> **EXTRACTED RECORDS**
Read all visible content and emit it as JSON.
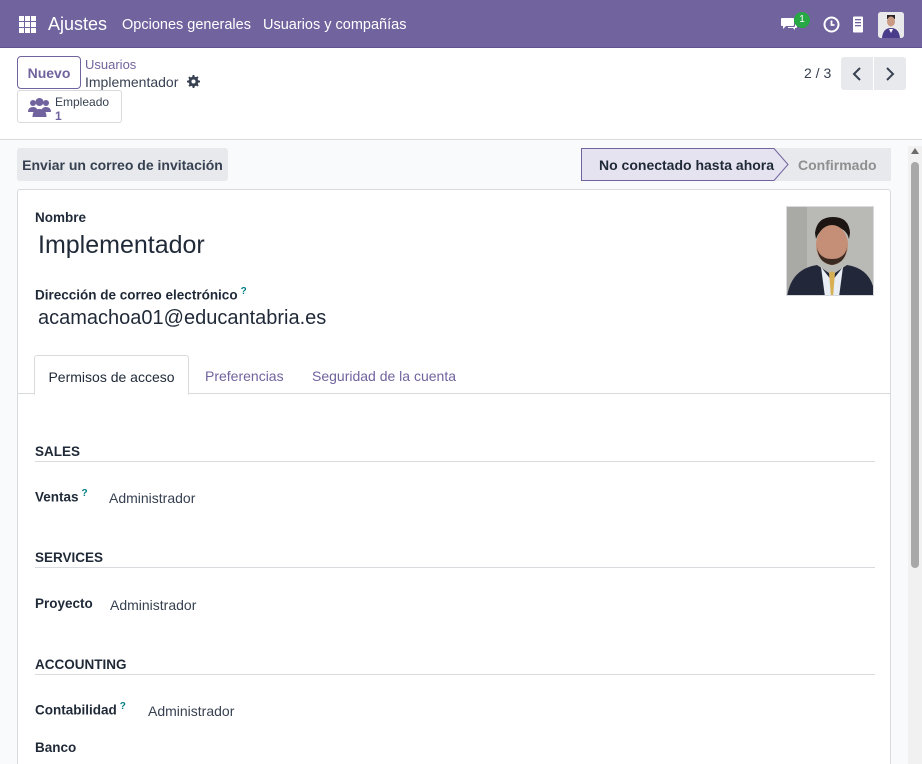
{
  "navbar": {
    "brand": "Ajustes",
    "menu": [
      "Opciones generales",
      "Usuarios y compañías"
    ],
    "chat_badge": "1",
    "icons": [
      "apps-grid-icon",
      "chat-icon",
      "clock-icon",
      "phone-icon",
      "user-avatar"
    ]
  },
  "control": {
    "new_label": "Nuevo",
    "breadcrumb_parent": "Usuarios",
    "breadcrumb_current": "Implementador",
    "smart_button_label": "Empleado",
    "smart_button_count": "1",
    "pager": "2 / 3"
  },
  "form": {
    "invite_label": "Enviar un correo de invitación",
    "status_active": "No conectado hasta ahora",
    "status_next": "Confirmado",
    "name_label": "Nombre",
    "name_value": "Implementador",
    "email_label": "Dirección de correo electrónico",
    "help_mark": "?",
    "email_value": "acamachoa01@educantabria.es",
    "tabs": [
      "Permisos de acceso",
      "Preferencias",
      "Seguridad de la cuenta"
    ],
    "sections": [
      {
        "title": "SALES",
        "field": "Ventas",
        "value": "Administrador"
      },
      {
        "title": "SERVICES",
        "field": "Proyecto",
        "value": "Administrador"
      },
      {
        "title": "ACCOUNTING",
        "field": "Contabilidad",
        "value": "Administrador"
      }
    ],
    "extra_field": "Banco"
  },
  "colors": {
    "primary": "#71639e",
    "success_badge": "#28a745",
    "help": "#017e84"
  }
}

> **WRITTEN TASK**
Find the lines above that contain the word "Usuarios" and collect them.

> **TASK OUTPUT**
      "Usuarios y compañías"
    "breadcrumb_parent": "Usuarios",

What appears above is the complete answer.